-------- Sunulan alıntı --------
Dış Ticaret ve Gümrüklerden Sorumlu eski Devlet Bakanı ve TBMM 22. Dönem AK Parti Gaziantep ve 23. Dönem AK Parti Mersin milletvekilliği görevlerinde bulunan Kürşad Tüzmen, Türkiye’nin gerçekleştirdiği ihracatı önemli oranda artırarak önemli bir başarıya imza attı. Bakanlığı döneminde 500 milyar dolar ihracat hedefi koyan Kürşad Tüzmen, ihracatın artırılması yönünde önemli atılımlar gerçekleştirmişti.

  • Sayın Bakanım 59. ve 60. Hükümetlerde Dış Ticaret ve Gümrüklerden Sorumlu Devlet Bakanlığı görevinde bulundunuz. Bakanlık yaptığınız dönemle şu anki dönemi karşılaştırdığımızda ekonomik veriler anlamında karşımıza nasıl bir tablo çıkıyor?

Şu anda görev yapan bütün bakanlarımız ellerinden gelenin en iyisini yapıyorlar. Benim bakanlık yaptığım dönemde donanım, birikim, deneyim ve ehliyet açısından çok iyi bir kadroya sahiptik. Türkiye’nin ihracat performansını oldukça yukarılara taşıdık. Dış Ticaret Teşkilatı, Eximbank ve İGEME’yle birlikte önemli ihracat çalışmalarına imza attık. İhracat rakamlarını 3 kat artırdık.  

“2002’DE 500 MİLYAR DOLAR İHRACAT HEDEFİ KOYDUK”

  • 2002 yılında 500 milyar dolar ihracat hedefi koymuştunuz. Bu hedef gündemden hiç düşmemişti. Türkiye bu hedefe ulaşabildi mi?
-------- Sağlanan veriler --------
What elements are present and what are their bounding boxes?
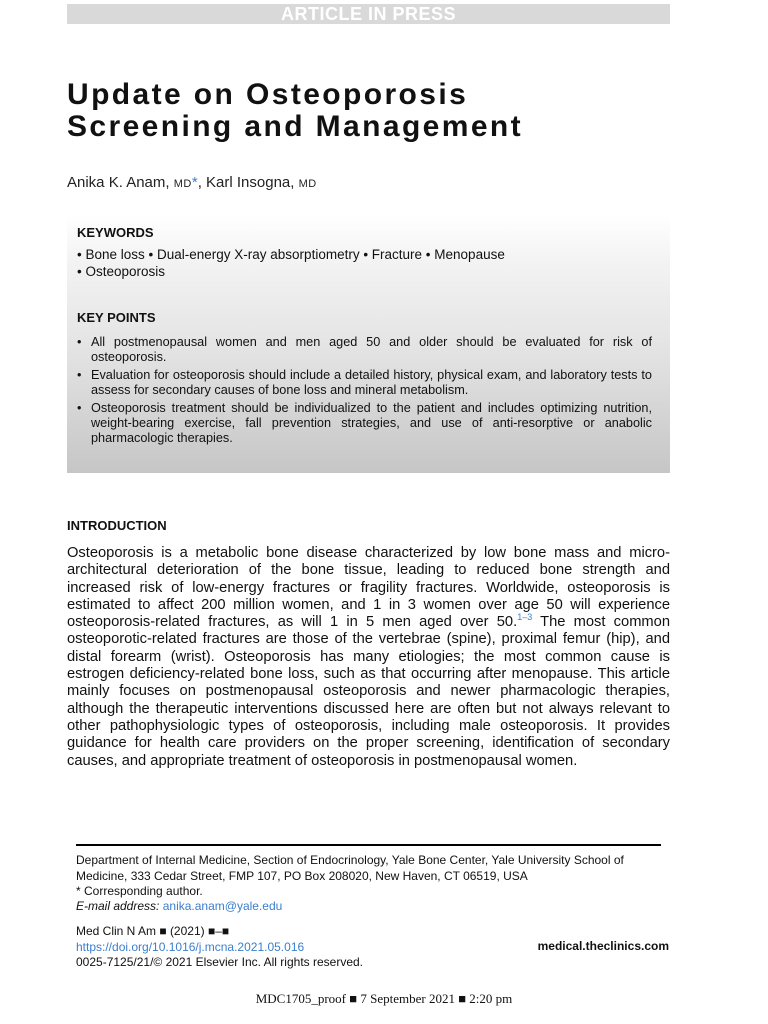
affiliation-text: Department of Internal Medicine, Section of Endocrinology, Yale Bone Center, Yale University School of Medicine, 333 Cedar Street, FMP 107, PO Box 208020, New Haven, CT 06519, USA <box>76 853 624 883</box>
key-points-list <box>77 335 652 449</box>
copyright-line: 0025-7125/21/© 2021 Elsevier Inc. All rights reserved. <box>76 955 364 969</box>
title-line-2: Screening and Management <box>67 110 524 143</box>
journal-info <box>76 924 363 971</box>
keywords-line-1: • Bone loss • Dual-energy X-ray absorptiometry • Fracture • Menopause <box>77 247 505 262</box>
key-point-item: • All postmenopausal women and men aged 50 and older should be evaluated for risk of osteoporosis. <box>77 335 652 365</box>
keywords-keypoints-box <box>67 215 670 473</box>
footer-divider <box>76 844 661 846</box>
author-separator: , <box>197 174 202 191</box>
citation-link[interactable]: 1–3 <box>517 612 533 623</box>
email-label: E-mail address: <box>76 899 160 913</box>
author-2-name: Karl Insogna, <box>206 174 295 191</box>
keywords-line-2: • Osteoporosis <box>77 264 166 279</box>
keywords-heading: KEYWORDS <box>77 225 154 240</box>
author-1-name: Anika K. Anam, <box>67 174 170 191</box>
email-line <box>76 899 676 915</box>
banner-text: ARTICLE IN PRESS <box>280 4 457 24</box>
doi-link[interactable]: https://doi.org/10.1016/j.mcna.2021.05.016 <box>76 939 305 954</box>
key-points-heading: KEY POINTS <box>77 310 156 325</box>
key-point-item: • Evaluation for osteoporosis should include a detailed history, physical exam, and laboratory tests to assess for secondary causes of bone loss and mineral metabolism. <box>77 368 652 398</box>
introduction-heading: INTRODUCTION <box>67 518 167 533</box>
article-in-press-banner <box>67 4 670 24</box>
intro-text-b: The most common osteoporotic-related fractures are those of the vertebrae (spine), proximal femur (hip), and distal forearm (wrist). Osteoporosis has many etiologies; the most common cause is estrogen deficiency-related bone loss, such as that occurring after menopause. This article mainly focuses on postmenopausal osteoporosis and newer pharmacologic therapies, although the therapeutic interventions discussed here are often but not always relevant to other pathophysiologic types of osteoporosis, including male osteoporosis. It provides guidance for health care providers on the proper screening, identification of secondary causes, and appropriate treatment of osteoporosis in postmenopausal women. <box>67 614 671 769</box>
proof-line: MDC1705_proof ■ 7 September 2021 ■ 2:20 pm <box>255 991 513 1006</box>
key-point-item: • Osteoporosis treatment should be individualized to the patient and includes optimizing nutrition, weight-bearing exercise, fall prevention strategies, and use of anti-resorptive or anabolic pharmacologic therapies. <box>77 401 652 446</box>
corresponding-author-note: * Corresponding author. <box>76 884 203 898</box>
article-title <box>67 79 687 143</box>
author-list <box>67 174 317 191</box>
author-1-degree: MD <box>173 178 192 190</box>
journal-citation: Med Clin N Am ■ (2021) ■–■ <box>76 924 230 938</box>
introduction-paragraph <box>67 545 670 770</box>
title-line-1: Update on Osteoporosis <box>67 78 469 111</box>
author-2-degree: MD <box>298 178 317 190</box>
corresponding-author-mark[interactable]: * <box>191 174 198 191</box>
email-link[interactable]: anika.anam@yale.edu <box>162 899 283 913</box>
journal-website[interactable]: medical.theclinics.com <box>537 939 669 953</box>
intro-text-a: Osteoporosis is a metabolic bone disease characterized by low bone mass and micro-architectural deterioration of the bone tissue, leading to reduced bone strength and increased risk of low-energy fractures or fragility fractures. Worldwide, osteoporosis is estimated to affect 200 million women, and 1 in 3 women over age 50 will experience osteoporosis-related fractures, as will 1 in 5 men aged over 50. <box>67 545 670 631</box>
--------
**İstenenler**.
a) Söyleşi metnine göre şu soruları yanıtlayın:
(i) Kürşad Tüzmen hangi hükümetlerde Dış Ticaret ve Gümrüklerden Sorumlu Devlet Bakanı olarak görev yaptı?
(ii) Tüzmen, ihracat rakamlarını kaç kat artırdıklarını söylüyor?
(iii) Tüzmen, 23. Dönem'de hangi ilin AK Parti milletvekiliydi?
b) Lütfen söyleşi metninde Tüzmen'in, birlikte önemli ihracat çalışmalarına imza attıklarını belirttiği kurumların tamamını sıralayın.
c) Söyleşi metnindeki "Dış Ticaret ve Gümrüklerden Sorumlu eski" sözlerinden "önemli atılımlar gerçekleştirmişti." sözlerine kadar olan her şeyi olduğu gibi aktarın.

**Yanıtlar**.
a)
(i) 59. ve 60. Hükümetlerde
(ii) 3 kat
(iii) Mersin

b) Dış Ticaret Teşkilatı, Eximbank, İGEME

c)
Dış Ticaret ve Gümrüklerden Sorumlu eski Devlet Bakanı ve TBMM 22. Dönem AK Parti Gaziantep ve 23. Dönem AK Parti Mersin milletvekilliği görevlerinde bulunan Kürşad Tüzmen, Türkiye’nin gerçekleştirdiği ihracatı önemli oranda artırarak önemli bir başarıya imza attı. Bakanlığı döneminde 500 milyar dolar ihracat hedefi koyan Kürşad Tüzmen, ihracatın artırılması yönünde önemli atılımlar gerçekleştirmişti.